Structured figure records:
— Start —
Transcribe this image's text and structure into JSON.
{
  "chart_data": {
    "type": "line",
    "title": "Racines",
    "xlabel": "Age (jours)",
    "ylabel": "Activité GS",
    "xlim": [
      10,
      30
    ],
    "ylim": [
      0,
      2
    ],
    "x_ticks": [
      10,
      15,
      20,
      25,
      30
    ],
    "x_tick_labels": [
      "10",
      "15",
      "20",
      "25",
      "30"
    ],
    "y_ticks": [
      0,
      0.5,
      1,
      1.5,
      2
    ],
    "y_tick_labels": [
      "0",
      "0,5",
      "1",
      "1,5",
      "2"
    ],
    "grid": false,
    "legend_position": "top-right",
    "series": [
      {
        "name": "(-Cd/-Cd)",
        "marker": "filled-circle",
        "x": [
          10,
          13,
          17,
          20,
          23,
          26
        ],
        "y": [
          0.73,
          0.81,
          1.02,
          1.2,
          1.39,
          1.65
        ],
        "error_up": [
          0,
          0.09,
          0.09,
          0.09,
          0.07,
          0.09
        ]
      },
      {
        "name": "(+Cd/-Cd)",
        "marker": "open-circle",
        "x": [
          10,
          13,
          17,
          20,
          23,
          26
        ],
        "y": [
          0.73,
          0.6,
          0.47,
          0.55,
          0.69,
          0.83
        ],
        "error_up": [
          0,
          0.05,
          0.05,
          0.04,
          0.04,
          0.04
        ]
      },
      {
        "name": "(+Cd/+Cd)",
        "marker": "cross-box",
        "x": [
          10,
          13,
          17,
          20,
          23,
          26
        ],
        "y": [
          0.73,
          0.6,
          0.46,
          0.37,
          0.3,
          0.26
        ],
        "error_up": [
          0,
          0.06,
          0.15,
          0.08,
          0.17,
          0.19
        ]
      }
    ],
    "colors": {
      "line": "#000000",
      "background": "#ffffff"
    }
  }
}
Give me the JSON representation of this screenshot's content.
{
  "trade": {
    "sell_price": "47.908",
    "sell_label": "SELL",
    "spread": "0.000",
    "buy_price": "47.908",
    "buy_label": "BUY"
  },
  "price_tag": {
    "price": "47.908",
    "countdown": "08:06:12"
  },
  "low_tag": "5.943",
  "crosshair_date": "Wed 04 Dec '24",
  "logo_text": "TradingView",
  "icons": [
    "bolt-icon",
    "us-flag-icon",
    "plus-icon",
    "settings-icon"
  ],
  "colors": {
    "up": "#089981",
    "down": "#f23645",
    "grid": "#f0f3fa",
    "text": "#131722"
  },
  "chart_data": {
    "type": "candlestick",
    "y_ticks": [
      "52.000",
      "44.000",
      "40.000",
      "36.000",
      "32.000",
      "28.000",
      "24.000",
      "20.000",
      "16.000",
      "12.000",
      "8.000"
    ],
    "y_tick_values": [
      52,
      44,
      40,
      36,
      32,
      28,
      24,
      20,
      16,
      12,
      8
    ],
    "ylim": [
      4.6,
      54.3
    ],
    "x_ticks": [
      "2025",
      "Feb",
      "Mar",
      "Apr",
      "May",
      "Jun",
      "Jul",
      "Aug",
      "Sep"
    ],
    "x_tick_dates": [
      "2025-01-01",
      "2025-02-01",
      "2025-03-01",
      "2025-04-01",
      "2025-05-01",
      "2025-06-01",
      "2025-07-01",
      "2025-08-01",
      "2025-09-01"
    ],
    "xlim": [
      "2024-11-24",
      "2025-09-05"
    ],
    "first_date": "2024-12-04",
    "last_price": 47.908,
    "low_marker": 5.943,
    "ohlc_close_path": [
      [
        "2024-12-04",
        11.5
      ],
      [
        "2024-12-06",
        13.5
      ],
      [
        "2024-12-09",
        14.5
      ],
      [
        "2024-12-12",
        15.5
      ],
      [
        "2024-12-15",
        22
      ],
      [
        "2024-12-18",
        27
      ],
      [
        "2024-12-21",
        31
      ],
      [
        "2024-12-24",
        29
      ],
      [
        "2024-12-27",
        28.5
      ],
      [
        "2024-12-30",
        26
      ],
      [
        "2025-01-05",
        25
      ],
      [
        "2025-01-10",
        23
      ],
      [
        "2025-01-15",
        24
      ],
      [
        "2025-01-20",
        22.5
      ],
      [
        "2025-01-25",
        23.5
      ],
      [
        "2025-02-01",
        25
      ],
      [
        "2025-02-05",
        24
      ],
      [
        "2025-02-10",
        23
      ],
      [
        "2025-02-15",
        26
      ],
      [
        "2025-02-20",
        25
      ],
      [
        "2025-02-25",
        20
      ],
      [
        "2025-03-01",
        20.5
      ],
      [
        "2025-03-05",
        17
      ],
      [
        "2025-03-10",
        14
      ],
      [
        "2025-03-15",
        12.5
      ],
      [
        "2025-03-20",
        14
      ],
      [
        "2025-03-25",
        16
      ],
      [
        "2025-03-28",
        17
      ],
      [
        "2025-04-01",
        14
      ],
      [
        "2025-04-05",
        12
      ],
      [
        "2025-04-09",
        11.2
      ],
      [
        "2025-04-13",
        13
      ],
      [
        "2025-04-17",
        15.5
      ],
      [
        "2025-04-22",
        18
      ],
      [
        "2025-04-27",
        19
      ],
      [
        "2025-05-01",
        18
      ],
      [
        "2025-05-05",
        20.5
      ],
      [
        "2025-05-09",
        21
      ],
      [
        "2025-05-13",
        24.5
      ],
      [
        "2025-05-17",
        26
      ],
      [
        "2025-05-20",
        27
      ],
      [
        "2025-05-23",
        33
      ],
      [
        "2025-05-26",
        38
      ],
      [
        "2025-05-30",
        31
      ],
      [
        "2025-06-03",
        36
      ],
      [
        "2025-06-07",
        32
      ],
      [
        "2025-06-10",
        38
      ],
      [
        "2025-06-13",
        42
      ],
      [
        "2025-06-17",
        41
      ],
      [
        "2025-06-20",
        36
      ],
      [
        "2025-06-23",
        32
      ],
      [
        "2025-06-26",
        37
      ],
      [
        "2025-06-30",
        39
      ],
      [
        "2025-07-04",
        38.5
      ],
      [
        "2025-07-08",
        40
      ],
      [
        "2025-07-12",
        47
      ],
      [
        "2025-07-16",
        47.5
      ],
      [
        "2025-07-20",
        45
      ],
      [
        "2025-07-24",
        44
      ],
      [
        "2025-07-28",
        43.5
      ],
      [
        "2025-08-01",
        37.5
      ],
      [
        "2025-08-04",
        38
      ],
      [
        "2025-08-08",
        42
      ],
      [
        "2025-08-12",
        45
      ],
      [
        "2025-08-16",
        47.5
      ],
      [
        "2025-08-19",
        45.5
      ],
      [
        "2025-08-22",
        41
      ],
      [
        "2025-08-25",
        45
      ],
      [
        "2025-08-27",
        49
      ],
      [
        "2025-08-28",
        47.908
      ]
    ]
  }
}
— End —
What the task requires → Copy each line of the data exactly, leaving nothing out.

Answer to this task →
Transcribe this image's text and structure into JSON.
{
  "chart_data": {
    "type": "line",
    "title": "Racines",
    "xlabel": "Age (jours)",
    "ylabel": "Activité GS",
    "xlim": [
      10,
      30
    ],
    "ylim": [
      0,
      2
    ],
    "x_ticks": [
      10,
      15,
      20,
      25,
      30
    ],
    "x_tick_labels": [
      "10",
      "15",
      "20",
      "25",
      "30"
    ],
    "y_ticks": [
      0,
      0.5,
      1,
      1.5,
      2
    ],
    "y_tick_labels": [
      "0",
      "0,5",
      "1",
      "1,5",
      "2"
    ],
    "grid": false,
    "legend_position": "top-right",
    "series": [
      {
        "name": "(-Cd/-Cd)",
        "marker": "filled-circle",
        "x": [
          10,
          13,
          17,
          20,
          23,
          26
        ],
        "y": [
          0.73,
          0.81,
          1.02,
          1.2,
          1.39,
          1.65
        ],
        "error_up": [
          0,
          0.09,
          0.09,
          0.09,
          0.07,
          0.09
        ]
      },
      {
        "name": "(+Cd/-Cd)",
        "marker": "open-circle",
        "x": [
          10,
          13,
          17,
          20,
          23,
          26
        ],
        "y": [
          0.73,
          0.6,
          0.47,
          0.55,
          0.69,
          0.83
        ],
        "error_up": [
          0,
          0.05,
          0.05,
          0.04,
          0.04,
          0.04
        ]
      },
      {
        "name": "(+Cd/+Cd)",
        "marker": "cross-box",
        "x": [
          10,
          13,
          17,
          20,
          23,
          26
        ],
        "y": [
          0.73,
          0.6,
          0.46,
          0.37,
          0.3,
          0.26
        ],
        "error_up": [
          0,
          0.06,
          0.15,
          0.08,
          0.17,
          0.19
        ]
      }
    ],
    "colors": {
      "line": "#000000",
      "background": "#ffffff"
    }
  }
}
Give me the JSON representation of this screenshot's content.
{
  "trade": {
    "sell_price": "47.908",
    "sell_label": "SELL",
    "spread": "0.000",
    "buy_price": "47.908",
    "buy_label": "BUY"
  },
  "price_tag": {
    "price": "47.908",
    "countdown": "08:06:12"
  },
  "low_tag": "5.943",
  "crosshair_date": "Wed 04 Dec '24",
  "logo_text": "TradingView",
  "icons": [
    "bolt-icon",
    "us-flag-icon",
    "plus-icon",
    "settings-icon"
  ],
  "colors": {
    "up": "#089981",
    "down": "#f23645",
    "grid": "#f0f3fa",
    "text": "#131722"
  },
  "chart_data": {
    "type": "candlestick",
    "y_ticks": [
      "52.000",
      "44.000",
      "40.000",
      "36.000",
      "32.000",
      "28.000",
      "24.000",
      "20.000",
      "16.000",
      "12.000",
      "8.000"
    ],
    "y_tick_values": [
      52,
      44,
      40,
      36,
      32,
      28,
      24,
      20,
      16,
      12,
      8
    ],
    "ylim": [
      4.6,
      54.3
    ],
    "x_ticks": [
      "2025",
      "Feb",
      "Mar",
      "Apr",
      "May",
      "Jun",
      "Jul",
      "Aug",
      "Sep"
    ],
    "x_tick_dates": [
      "2025-01-01",
      "2025-02-01",
      "2025-03-01",
      "2025-04-01",
      "2025-05-01",
      "2025-06-01",
      "2025-07-01",
      "2025-08-01",
      "2025-09-01"
    ],
    "xlim": [
      "2024-11-24",
      "2025-09-05"
    ],
    "first_date": "2024-12-04",
    "last_price": 47.908,
    "low_marker": 5.943,
    "ohlc_close_path": [
      [
        "2024-12-04",
        11.5
      ],
      [
        "2024-12-06",
        13.5
      ],
      [
        "2024-12-09",
        14.5
      ],
      [
        "2024-12-12",
        15.5
      ],
      [
        "2024-12-15",
        22
      ],
      [
        "2024-12-18",
        27
      ],
      [
        "2024-12-21",
        31
      ],
      [
        "2024-12-24",
        29
      ],
      [
        "2024-12-27",
        28.5
      ],
      [
        "2024-12-30",
        26
      ],
      [
        "2025-01-05",
        25
      ],
      [
        "2025-01-10",
        23
      ],
      [
        "2025-01-15",
        24
      ],
      [
        "2025-01-20",
        22.5
      ],
      [
        "2025-01-25",
        23.5
      ],
      [
        "2025-02-01",
        25
      ],
      [
        "2025-02-05",
        24
      ],
      [
        "2025-02-10",
        23
      ],
      [
        "2025-02-15",
        26
      ],
      [
        "2025-02-20",
        25
      ],
      [
        "2025-02-25",
        20
      ],
      [
        "2025-03-01",
        20.5
      ],
      [
        "2025-03-05",
        17
      ],
      [
        "2025-03-10",
        14
      ],
      [
        "2025-03-15",
        12.5
      ],
      [
        "2025-03-20",
        14
      ],
      [
        "2025-03-25",
        16
      ],
      [
        "2025-03-28",
        17
      ],
      [
        "2025-04-01",
        14
      ],
      [
        "2025-04-05",
        12
      ],
      [
        "2025-04-09",
        11.2
      ],
      [
        "2025-04-13",
        13
      ],
      [
        "2025-04-17",
        15.5
      ],
      [
        "2025-04-22",
        18
      ],
      [
        "2025-04-27",
        19
      ],
      [
        "2025-05-01",
        18
      ],
      [
        "2025-05-05",
        20.5
      ],
      [
        "2025-05-09",
        21
      ],
      [
        "2025-05-13",
        24.5
      ],
      [
        "2025-05-17",
        26
      ],
      [
        "2025-05-20",
        27
      ],
      [
        "2025-05-23",
        33
      ],
      [
        "2025-05-26",
        38
      ],
      [
        "2025-05-30",
        31
      ],
      [
        "2025-06-03",
        36
      ],
      [
        "2025-06-07",
        32
      ],
      [
        "2025-06-10",
        38
      ],
      [
        "2025-06-13",
        42
      ],
      [
        "2025-06-17",
        41
      ],
      [
        "2025-06-20",
        36
      ],
      [
        "2025-06-23",
        32
      ],
      [
        "2025-06-26",
        37
      ],
      [
        "2025-06-30",
        39
      ],
      [
        "2025-07-04",
        38.5
      ],
      [
        "2025-07-08",
        40
      ],
      [
        "2025-07-12",
        47
      ],
      [
        "2025-07-16",
        47.5
      ],
      [
        "2025-07-20",
        45
      ],
      [
        "2025-07-24",
        44
      ],
      [
        "2025-07-28",
        43.5
      ],
      [
        "2025-08-01",
        37.5
      ],
      [
        "2025-08-04",
        38
      ],
      [
        "2025-08-08",
        42
      ],
      [
        "2025-08-12",
        45
      ],
      [
        "2025-08-16",
        47.5
      ],
      [
        "2025-08-19",
        45.5
      ],
      [
        "2025-08-22",
        41
      ],
      [
        "2025-08-25",
        45
      ],
      [
        "2025-08-27",
        49
      ],
      [
        "2025-08-28",
        47.908
      ]
    ]
  }
}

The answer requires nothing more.